■ **Aim of the exercise**
Copy out every line in which the string "Ultimi" occurs.

■ **The data**
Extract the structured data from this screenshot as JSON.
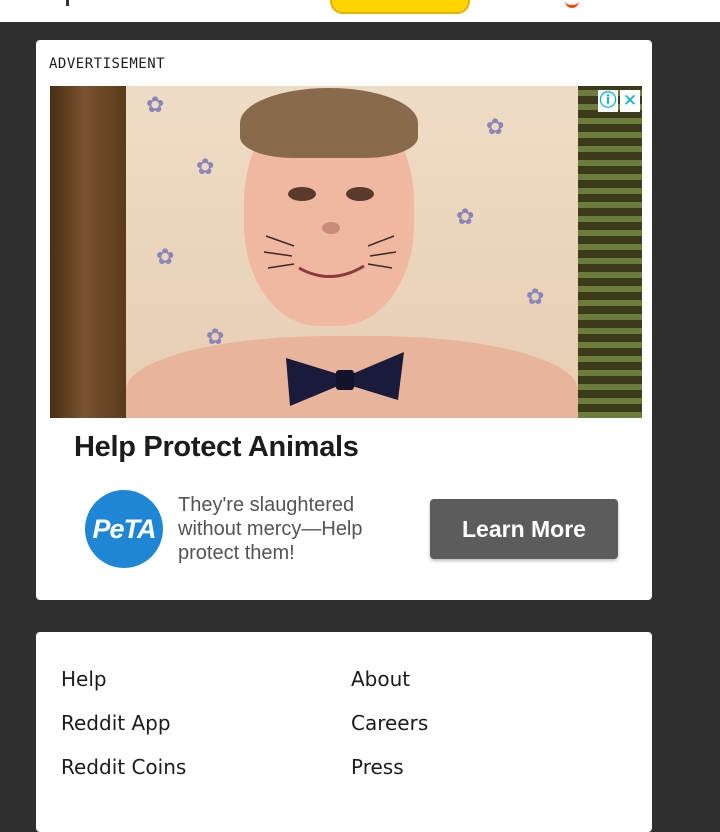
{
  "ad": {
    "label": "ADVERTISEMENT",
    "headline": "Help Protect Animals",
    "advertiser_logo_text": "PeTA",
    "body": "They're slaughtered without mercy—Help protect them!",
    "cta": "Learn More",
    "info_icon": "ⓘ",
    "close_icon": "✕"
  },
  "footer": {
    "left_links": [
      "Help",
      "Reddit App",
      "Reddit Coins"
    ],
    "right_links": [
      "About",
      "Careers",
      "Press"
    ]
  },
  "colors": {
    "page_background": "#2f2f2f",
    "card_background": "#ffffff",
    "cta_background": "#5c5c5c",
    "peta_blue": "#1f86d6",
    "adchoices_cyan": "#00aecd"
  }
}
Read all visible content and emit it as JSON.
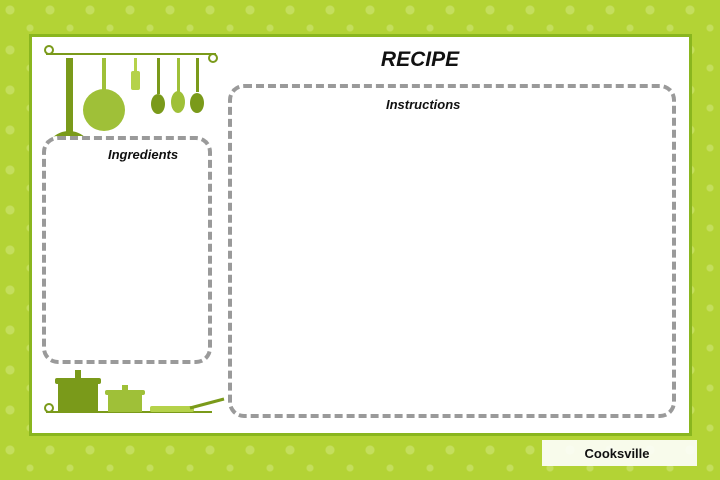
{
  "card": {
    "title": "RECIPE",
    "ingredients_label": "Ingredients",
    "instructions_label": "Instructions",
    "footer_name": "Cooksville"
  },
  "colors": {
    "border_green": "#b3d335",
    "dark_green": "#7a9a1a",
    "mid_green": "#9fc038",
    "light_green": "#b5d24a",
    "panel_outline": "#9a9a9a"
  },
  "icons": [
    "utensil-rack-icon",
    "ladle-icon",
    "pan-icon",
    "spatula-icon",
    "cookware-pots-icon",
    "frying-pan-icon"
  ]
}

--

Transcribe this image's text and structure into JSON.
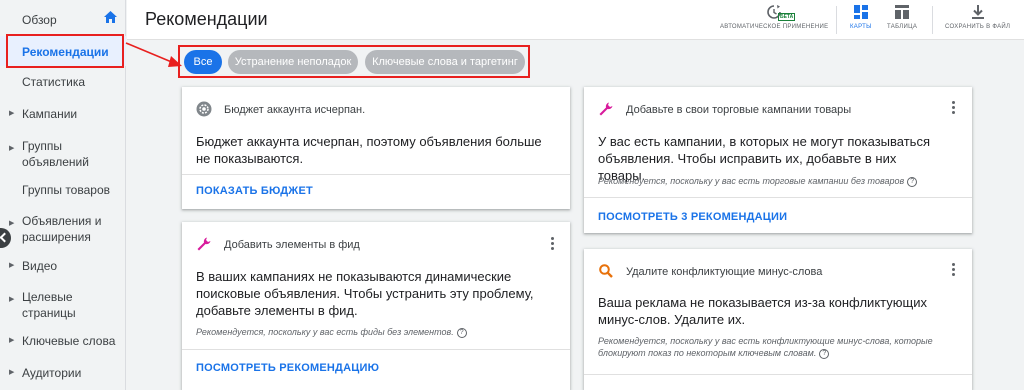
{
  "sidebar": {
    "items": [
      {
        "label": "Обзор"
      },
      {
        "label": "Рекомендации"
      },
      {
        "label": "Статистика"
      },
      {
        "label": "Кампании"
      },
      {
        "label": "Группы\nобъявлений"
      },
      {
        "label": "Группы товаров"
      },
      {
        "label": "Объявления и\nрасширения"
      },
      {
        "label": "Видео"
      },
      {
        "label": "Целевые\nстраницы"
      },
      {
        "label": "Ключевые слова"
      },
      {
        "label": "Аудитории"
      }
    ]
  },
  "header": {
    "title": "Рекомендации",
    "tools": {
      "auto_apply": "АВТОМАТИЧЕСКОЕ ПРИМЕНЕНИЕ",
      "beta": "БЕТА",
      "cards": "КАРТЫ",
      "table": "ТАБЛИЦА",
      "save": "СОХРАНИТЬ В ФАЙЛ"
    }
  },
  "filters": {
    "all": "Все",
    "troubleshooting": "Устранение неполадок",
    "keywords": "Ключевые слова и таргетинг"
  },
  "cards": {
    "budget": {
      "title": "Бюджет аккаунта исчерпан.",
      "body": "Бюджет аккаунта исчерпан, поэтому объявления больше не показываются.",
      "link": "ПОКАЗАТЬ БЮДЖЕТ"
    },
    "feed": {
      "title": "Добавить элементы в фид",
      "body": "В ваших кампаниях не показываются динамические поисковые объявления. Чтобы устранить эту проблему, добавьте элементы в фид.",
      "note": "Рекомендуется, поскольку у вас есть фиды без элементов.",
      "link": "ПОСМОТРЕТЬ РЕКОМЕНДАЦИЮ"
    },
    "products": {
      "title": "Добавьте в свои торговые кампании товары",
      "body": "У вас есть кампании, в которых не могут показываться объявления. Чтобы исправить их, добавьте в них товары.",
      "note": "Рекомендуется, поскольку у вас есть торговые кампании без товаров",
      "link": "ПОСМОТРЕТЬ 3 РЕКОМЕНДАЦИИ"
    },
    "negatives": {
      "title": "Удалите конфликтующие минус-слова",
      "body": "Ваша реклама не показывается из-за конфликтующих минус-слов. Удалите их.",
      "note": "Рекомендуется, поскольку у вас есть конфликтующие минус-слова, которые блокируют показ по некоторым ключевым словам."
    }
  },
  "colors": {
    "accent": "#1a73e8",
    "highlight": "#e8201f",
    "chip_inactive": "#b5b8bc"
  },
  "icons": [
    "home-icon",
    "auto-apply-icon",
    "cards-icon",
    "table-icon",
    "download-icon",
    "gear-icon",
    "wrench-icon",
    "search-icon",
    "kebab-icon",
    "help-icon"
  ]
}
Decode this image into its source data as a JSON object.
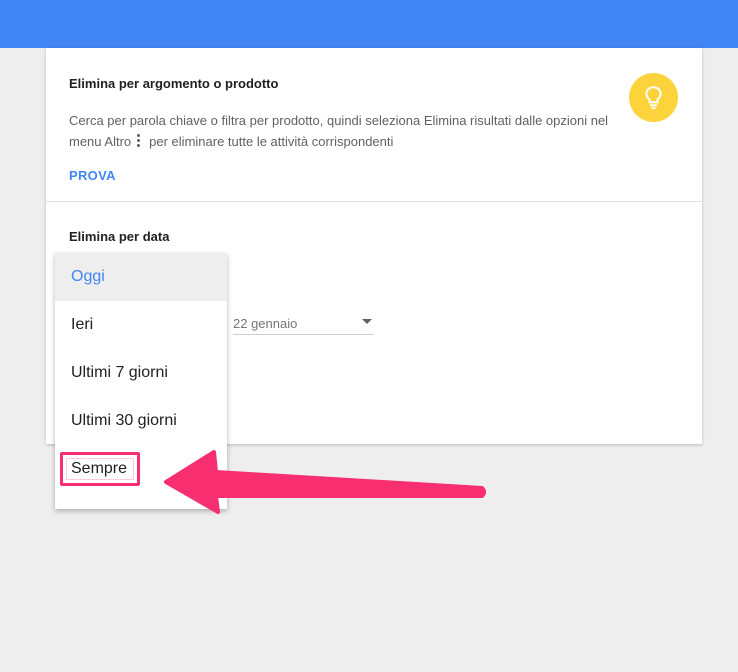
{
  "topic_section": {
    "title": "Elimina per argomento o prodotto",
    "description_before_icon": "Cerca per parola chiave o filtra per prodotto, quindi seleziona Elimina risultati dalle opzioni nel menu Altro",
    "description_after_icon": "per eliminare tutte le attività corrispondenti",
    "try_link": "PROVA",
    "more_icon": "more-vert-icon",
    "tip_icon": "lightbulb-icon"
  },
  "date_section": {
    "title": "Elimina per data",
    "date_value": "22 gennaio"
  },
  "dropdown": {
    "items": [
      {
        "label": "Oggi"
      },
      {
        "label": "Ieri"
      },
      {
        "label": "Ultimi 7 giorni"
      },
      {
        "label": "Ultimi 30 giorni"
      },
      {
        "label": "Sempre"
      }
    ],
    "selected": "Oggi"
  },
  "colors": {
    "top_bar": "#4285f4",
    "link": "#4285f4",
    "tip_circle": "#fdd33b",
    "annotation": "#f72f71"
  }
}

■ **Task result**
        "label": "Ultimi 7 giorni"
        "label": "Ultimi 30 giorni"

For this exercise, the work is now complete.